## Exercise data

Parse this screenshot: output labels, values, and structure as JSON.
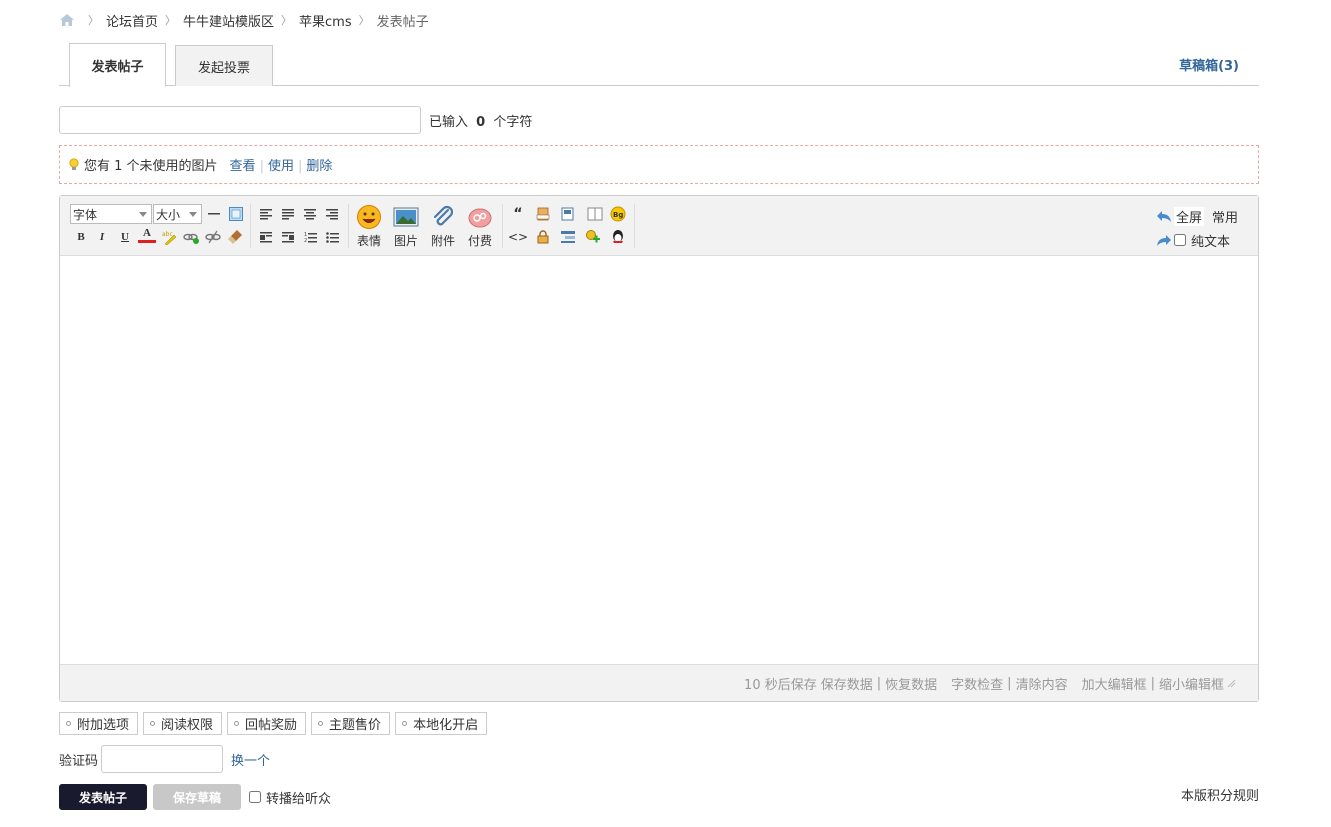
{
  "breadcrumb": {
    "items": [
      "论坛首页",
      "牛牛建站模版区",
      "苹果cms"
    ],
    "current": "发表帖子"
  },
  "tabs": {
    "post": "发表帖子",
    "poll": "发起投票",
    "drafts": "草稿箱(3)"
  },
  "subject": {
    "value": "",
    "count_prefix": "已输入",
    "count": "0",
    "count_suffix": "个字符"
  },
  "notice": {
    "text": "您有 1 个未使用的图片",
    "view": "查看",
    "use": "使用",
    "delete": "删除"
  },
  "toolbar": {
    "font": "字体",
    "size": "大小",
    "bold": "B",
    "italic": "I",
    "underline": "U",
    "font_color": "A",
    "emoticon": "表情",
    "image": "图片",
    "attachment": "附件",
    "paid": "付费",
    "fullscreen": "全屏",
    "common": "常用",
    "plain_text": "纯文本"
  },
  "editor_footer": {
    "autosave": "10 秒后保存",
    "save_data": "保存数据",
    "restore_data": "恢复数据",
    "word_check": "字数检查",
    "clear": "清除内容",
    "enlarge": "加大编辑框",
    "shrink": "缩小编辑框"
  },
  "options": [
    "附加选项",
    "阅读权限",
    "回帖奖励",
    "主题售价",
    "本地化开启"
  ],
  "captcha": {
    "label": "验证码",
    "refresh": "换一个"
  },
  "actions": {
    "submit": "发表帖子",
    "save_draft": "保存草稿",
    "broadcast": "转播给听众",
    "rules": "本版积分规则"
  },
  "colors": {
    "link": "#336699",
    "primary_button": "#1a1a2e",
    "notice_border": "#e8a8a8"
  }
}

## Task goal
Repeat each line of the records above exactly, but do not copy the pictures.

## Task solution
Parse this screenshot: output labels, values, and structure as JSON.
{
  "breadcrumb": {
    "items": [
      "论坛首页",
      "牛牛建站模版区",
      "苹果cms"
    ],
    "current": "发表帖子"
  },
  "tabs": {
    "post": "发表帖子",
    "poll": "发起投票",
    "drafts": "草稿箱(3)"
  },
  "subject": {
    "value": "",
    "count_prefix": "已输入",
    "count": "0",
    "count_suffix": "个字符"
  },
  "notice": {
    "text": "您有 1 个未使用的图片",
    "view": "查看",
    "use": "使用",
    "delete": "删除"
  },
  "toolbar": {
    "font": "字体",
    "size": "大小",
    "bold": "B",
    "italic": "I",
    "underline": "U",
    "font_color": "A",
    "emoticon": "表情",
    "image": "图片",
    "attachment": "附件",
    "paid": "付费",
    "fullscreen": "全屏",
    "common": "常用",
    "plain_text": "纯文本"
  },
  "editor_footer": {
    "autosave": "10 秒后保存",
    "save_data": "保存数据",
    "restore_data": "恢复数据",
    "word_check": "字数检查",
    "clear": "清除内容",
    "enlarge": "加大编辑框",
    "shrink": "缩小编辑框"
  },
  "options": [
    "附加选项",
    "阅读权限",
    "回帖奖励",
    "主题售价",
    "本地化开启"
  ],
  "captcha": {
    "label": "验证码",
    "refresh": "换一个"
  },
  "actions": {
    "submit": "发表帖子",
    "save_draft": "保存草稿",
    "broadcast": "转播给听众",
    "rules": "本版积分规则"
  },
  "colors": {
    "link": "#336699",
    "primary_button": "#1a1a2e",
    "notice_border": "#e8a8a8"
  }
}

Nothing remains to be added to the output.